Written exercise: Rewrite every line of the records below as a JSON list of strings, one string per line, leaving out any blank lines.

Data provided:
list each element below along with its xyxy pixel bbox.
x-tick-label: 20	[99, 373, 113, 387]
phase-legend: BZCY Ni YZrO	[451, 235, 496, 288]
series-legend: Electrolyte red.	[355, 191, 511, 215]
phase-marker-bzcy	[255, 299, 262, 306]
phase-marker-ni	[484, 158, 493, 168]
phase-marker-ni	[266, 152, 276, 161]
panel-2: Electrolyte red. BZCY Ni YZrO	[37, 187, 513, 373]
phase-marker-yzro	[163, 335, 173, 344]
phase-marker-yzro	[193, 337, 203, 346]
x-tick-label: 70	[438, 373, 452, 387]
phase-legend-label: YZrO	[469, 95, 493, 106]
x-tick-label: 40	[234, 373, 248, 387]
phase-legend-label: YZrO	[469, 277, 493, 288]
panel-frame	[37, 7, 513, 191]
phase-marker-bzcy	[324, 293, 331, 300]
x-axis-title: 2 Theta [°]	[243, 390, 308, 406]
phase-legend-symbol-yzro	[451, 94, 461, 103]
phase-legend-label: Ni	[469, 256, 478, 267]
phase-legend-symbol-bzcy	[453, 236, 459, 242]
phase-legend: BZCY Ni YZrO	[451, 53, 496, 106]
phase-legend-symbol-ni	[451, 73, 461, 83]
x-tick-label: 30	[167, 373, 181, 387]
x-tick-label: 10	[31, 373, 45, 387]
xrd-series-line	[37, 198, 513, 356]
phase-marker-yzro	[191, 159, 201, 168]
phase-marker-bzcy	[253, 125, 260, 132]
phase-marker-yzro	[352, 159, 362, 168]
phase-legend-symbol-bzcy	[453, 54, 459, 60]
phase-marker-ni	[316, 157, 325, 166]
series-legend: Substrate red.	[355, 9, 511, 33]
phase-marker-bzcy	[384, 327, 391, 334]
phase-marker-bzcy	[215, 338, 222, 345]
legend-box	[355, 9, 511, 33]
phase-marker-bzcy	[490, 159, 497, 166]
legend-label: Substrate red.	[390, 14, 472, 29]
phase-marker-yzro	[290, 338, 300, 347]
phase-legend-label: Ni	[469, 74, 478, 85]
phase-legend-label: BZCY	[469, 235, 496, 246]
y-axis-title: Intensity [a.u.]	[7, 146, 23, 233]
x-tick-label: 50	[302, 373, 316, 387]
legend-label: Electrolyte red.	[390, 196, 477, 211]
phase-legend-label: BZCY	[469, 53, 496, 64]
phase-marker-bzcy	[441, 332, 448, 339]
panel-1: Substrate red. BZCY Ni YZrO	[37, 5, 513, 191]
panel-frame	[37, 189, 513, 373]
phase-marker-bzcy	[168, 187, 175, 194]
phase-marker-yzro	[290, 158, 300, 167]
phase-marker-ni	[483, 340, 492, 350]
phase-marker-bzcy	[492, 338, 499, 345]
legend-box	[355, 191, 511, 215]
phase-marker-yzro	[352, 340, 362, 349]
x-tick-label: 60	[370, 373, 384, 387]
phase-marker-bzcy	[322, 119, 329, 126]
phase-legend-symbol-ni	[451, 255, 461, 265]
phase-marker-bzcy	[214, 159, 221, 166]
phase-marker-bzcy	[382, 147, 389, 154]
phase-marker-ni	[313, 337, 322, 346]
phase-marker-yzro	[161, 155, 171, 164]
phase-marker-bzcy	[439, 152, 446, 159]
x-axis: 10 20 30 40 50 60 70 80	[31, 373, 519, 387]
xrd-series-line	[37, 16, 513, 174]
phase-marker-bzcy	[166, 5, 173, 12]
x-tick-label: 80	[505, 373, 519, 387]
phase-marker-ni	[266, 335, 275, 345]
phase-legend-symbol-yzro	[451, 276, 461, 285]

Expected output:
[
  "list each element below along with its xyxy pixel bbox.",
  "x-tick-label: 20\t[99, 373, 113, 387]",
  "phase-legend: BZCY Ni YZrO\t[451, 235, 496, 288]",
  "series-legend: Electrolyte red.\t[355, 191, 511, 215]",
  "phase-marker-bzcy\t[255, 299, 262, 306]",
  "phase-marker-ni\t[484, 158, 493, 168]",
  "phase-marker-ni\t[266, 152, 276, 161]",
  "panel-2: Electrolyte red. BZCY Ni YZrO\t[37, 187, 513, 373]",
  "phase-marker-yzro\t[163, 335, 173, 344]",
  "phase-marker-yzro\t[193, 337, 203, 346]",
  "x-tick-label: 70\t[438, 373, 452, 387]",
  "phase-legend-label: YZrO\t[469, 95, 493, 106]",
  "x-tick-label: 40\t[234, 373, 248, 387]",
  "phase-legend-label: YZrO\t[469, 277, 493, 288]",
  "panel-frame\t[37, 7, 513, 191]",
  "phase-marker-bzcy\t[324, 293, 331, 300]",
  "x-axis-title: 2 Theta [°]\t[243, 390, 308, 406]",
  "phase-legend-symbol-yzro\t[451, 94, 461, 103]",
  "phase-legend-label: Ni\t[469, 256, 478, 267]",
  "phase-legend-symbol-bzcy\t[453, 236, 459, 242]",
  "phase-legend: BZCY Ni YZrO\t[451, 53, 496, 106]",
  "phase-legend-symbol-ni\t[451, 73, 461, 83]",
  "x-tick-label: 30\t[167, 373, 181, 387]",
  "x-tick-label: 10\t[31, 373, 45, 387]",
  "xrd-series-line\t[37, 198, 513, 356]",
  "phase-marker-yzro\t[191, 159, 201, 168]",
  "phase-marker-bzcy\t[253, 125, 260, 132]",
  "phase-marker-yzro\t[352, 159, 362, 168]",
  "phase-legend-symbol-bzcy\t[453, 54, 459, 60]",
  "phase-marker-ni\t[316, 157, 325, 166]",
  "series-legend: Substrate red.\t[355, 9, 511, 33]",
  "phase-marker-bzcy\t[384, 327, 391, 334]",
  "phase-marker-bzcy\t[215, 338, 222, 345]",
  "legend-box\t[355, 9, 511, 33]",
  "phase-marker-bzcy\t[490, 159, 497, 166]",
  "legend-label: Substrate red.\t[390, 14, 472, 29]",
  "phase-marker-yzro\t[290, 338, 300, 347]",
  "phase-legend-label: Ni\t[469, 74, 478, 85]",
  "phase-legend-label: BZCY\t[469, 235, 496, 246]",
  "y-axis-title: Intensity [a.u.]\t[7, 146, 23, 233]",
  "x-tick-label: 50\t[302, 373, 316, 387]",
  "legend-label: Electrolyte red.\t[390, 196, 477, 211]",
  "phase-legend-label: BZCY\t[469, 53, 496, 64]",
  "phase-marker-bzcy\t[441, 332, 448, 339]",
  "panel-1: Substrate red. BZCY Ni YZrO\t[37, 5, 513, 191]",
  "panel-frame\t[37, 189, 513, 373]",
  "phase-marker-bzcy\t[168, 187, 175, 194]",
  "phase-marker-yzro\t[290, 158, 300, 167]",
  "phase-marker-ni\t[483, 340, 492, 350]",
  "phase-marker-bzcy\t[492, 338, 499, 345]",
  "legend-box\t[355, 191, 511, 215]",
  "phase-marker-yzro\t[352, 340, 362, 349]",
  "x-tick-label: 60\t[370, 373, 384, 387]",
  "phase-marker-bzcy\t[322, 119, 329, 126]",
  "phase-legend-symbol-ni\t[451, 255, 461, 265]",
  "phase-marker-bzcy\t[214, 159, 221, 166]",
  "phase-marker-bzcy\t[382, 147, 389, 154]",
  "phase-marker-ni\t[313, 337, 322, 346]",
  "phase-marker-yzro\t[161, 155, 171, 164]",
  "phase-marker-bzcy\t[439, 152, 446, 159]",
  "x-axis: 10 20 30 40 50 60 70 80\t[31, 373, 519, 387]",
  "xrd-series-line\t[37, 16, 513, 174]",
  "phase-marker-bzcy\t[166, 5, 173, 12]",
  "x-tick-label: 80\t[505, 373, 519, 387]",
  "phase-marker-ni\t[266, 335, 275, 345]",
  "phase-legend-symbol-yzro\t[451, 276, 461, 285]"
]